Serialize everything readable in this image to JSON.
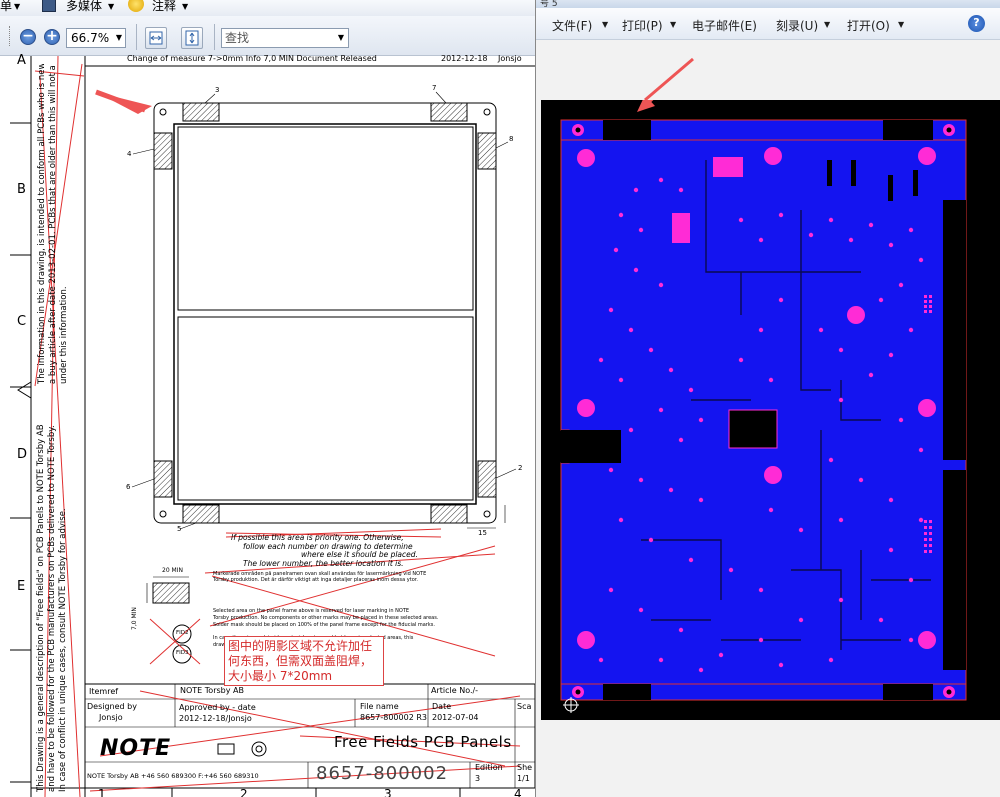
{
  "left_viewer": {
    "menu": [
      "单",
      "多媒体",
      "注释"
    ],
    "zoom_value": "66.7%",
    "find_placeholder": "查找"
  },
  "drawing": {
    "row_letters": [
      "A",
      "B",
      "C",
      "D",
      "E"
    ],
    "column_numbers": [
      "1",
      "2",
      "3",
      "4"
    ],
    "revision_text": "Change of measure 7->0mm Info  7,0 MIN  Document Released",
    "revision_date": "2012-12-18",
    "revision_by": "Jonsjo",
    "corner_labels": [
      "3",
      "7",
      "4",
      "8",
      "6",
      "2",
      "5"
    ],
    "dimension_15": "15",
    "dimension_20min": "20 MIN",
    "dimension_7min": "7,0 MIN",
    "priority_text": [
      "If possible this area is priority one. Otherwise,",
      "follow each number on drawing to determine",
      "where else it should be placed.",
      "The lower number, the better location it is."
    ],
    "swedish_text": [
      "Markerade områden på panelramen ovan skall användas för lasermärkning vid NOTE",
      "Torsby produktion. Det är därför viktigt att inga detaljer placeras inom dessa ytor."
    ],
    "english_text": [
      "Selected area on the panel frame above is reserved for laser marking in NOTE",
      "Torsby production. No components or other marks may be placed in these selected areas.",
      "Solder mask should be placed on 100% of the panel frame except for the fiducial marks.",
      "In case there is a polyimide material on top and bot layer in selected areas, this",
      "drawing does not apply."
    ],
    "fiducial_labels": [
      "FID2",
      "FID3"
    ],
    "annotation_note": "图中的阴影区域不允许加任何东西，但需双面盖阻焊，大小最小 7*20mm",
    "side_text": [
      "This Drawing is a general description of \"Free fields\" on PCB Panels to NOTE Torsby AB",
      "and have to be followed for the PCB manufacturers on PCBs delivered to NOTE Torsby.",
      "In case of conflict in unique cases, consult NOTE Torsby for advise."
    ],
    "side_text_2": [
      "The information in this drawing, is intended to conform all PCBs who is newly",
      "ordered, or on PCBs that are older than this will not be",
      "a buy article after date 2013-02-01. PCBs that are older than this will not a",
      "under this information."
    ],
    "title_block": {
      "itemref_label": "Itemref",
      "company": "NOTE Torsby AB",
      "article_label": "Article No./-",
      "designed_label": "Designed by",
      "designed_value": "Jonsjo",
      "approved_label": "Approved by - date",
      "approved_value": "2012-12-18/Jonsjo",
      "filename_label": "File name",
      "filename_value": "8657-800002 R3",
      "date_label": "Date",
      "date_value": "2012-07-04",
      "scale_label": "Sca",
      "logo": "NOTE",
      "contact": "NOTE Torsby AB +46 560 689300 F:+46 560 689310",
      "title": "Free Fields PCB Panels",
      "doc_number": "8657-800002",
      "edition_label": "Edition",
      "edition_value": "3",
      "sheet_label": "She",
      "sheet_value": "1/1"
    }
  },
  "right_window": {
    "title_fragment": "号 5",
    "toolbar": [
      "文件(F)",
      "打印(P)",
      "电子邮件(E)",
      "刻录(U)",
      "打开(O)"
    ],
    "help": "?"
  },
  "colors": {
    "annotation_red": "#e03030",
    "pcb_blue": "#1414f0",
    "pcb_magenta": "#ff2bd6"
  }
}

※ ※ ※

▶ _Task statement_
Check every line of the entries above for the word "should" and report how many lines contain it, giving the number only.

▶ _Answer to this task_
2